Required work:
Pick out each line with the word "this" from the material that follows.

Dataset items:
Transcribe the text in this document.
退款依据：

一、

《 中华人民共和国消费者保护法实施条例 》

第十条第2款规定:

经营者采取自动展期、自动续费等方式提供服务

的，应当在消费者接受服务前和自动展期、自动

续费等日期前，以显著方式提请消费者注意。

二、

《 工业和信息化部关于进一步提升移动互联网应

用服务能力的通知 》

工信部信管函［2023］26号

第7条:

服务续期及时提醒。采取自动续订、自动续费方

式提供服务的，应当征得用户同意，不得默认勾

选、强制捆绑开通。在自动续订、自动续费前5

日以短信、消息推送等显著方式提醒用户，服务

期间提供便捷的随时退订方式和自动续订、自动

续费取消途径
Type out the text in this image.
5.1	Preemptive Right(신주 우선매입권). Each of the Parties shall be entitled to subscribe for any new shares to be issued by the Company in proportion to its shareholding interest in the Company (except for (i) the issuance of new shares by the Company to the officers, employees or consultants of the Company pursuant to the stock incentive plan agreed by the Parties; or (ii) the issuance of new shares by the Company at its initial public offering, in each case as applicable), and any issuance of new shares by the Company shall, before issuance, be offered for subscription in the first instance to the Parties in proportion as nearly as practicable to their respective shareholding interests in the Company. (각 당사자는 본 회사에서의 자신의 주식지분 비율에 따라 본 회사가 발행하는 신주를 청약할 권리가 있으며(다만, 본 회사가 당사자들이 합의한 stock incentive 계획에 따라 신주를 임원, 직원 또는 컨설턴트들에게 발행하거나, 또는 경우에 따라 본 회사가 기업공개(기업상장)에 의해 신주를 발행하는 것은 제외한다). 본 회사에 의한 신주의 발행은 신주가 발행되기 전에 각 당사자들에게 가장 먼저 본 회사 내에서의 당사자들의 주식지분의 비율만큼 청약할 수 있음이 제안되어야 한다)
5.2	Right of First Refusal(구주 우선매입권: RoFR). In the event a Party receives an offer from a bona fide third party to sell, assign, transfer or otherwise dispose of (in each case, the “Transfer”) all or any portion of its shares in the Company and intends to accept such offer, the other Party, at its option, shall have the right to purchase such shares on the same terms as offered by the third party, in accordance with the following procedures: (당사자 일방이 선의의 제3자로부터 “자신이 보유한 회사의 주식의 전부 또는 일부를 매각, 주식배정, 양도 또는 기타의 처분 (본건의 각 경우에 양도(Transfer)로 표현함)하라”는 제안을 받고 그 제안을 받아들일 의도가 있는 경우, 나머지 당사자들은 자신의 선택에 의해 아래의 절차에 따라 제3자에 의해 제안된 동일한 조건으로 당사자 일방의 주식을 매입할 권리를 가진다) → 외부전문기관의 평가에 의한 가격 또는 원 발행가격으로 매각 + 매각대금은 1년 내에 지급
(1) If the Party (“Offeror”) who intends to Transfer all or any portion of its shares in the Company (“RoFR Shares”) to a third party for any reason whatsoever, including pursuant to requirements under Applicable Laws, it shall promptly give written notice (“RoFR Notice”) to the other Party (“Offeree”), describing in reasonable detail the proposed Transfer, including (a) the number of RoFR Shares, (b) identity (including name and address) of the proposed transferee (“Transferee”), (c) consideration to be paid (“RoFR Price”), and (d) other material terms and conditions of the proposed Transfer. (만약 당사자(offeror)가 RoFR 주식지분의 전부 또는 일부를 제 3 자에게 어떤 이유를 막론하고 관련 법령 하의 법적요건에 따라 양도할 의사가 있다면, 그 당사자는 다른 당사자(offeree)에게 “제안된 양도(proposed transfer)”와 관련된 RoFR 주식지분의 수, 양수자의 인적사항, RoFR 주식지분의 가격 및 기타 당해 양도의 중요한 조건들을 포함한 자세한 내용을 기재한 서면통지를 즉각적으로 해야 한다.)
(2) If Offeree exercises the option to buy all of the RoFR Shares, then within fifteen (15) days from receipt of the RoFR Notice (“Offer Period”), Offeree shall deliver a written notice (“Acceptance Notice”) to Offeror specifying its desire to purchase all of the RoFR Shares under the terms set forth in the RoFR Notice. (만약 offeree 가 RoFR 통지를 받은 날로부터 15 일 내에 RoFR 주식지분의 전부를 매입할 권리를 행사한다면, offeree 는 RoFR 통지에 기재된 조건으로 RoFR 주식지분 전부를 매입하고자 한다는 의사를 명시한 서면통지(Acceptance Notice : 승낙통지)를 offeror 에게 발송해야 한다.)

...

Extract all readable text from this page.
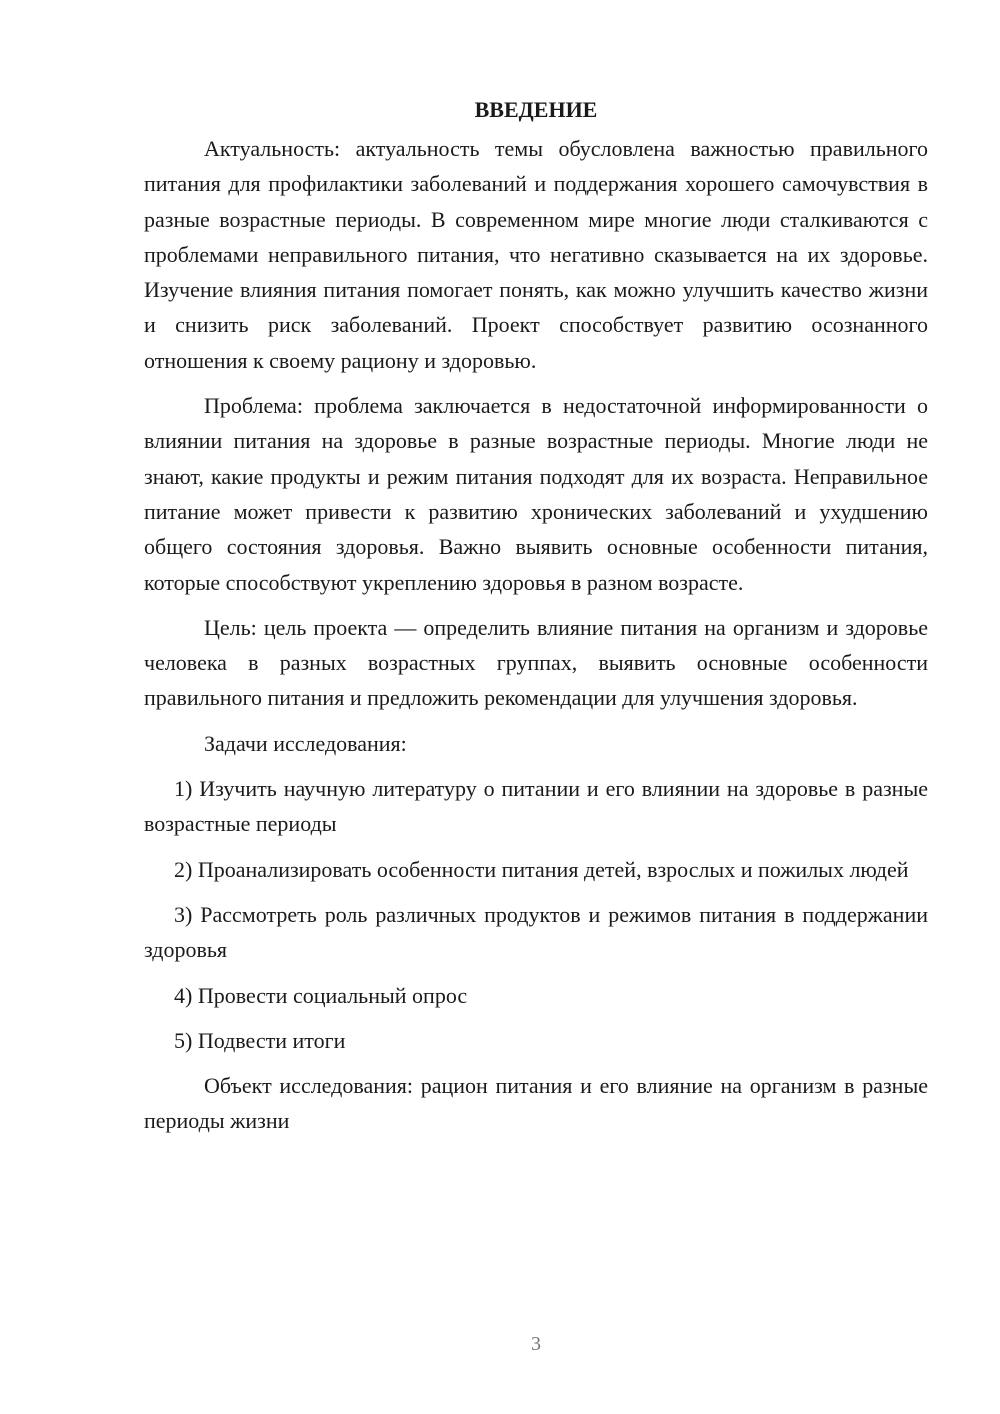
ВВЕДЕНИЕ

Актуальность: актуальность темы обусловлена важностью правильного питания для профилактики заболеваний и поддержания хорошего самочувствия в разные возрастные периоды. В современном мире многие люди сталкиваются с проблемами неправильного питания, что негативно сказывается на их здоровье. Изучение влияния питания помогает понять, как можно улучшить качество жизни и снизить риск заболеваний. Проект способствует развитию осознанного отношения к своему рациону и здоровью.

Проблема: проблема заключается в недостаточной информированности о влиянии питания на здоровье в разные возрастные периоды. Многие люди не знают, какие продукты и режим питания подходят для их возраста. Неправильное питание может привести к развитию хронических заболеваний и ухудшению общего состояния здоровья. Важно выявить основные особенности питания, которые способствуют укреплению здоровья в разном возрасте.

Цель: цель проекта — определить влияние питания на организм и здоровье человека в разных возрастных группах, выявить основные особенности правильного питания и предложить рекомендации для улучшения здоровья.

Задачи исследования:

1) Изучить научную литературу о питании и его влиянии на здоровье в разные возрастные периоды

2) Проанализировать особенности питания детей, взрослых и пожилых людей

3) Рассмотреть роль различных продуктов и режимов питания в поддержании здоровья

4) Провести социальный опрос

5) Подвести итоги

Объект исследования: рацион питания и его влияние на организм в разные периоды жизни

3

Task solution:
Transcribe the text in this document.
Type out the text in this image.
Extract all readable text from this page.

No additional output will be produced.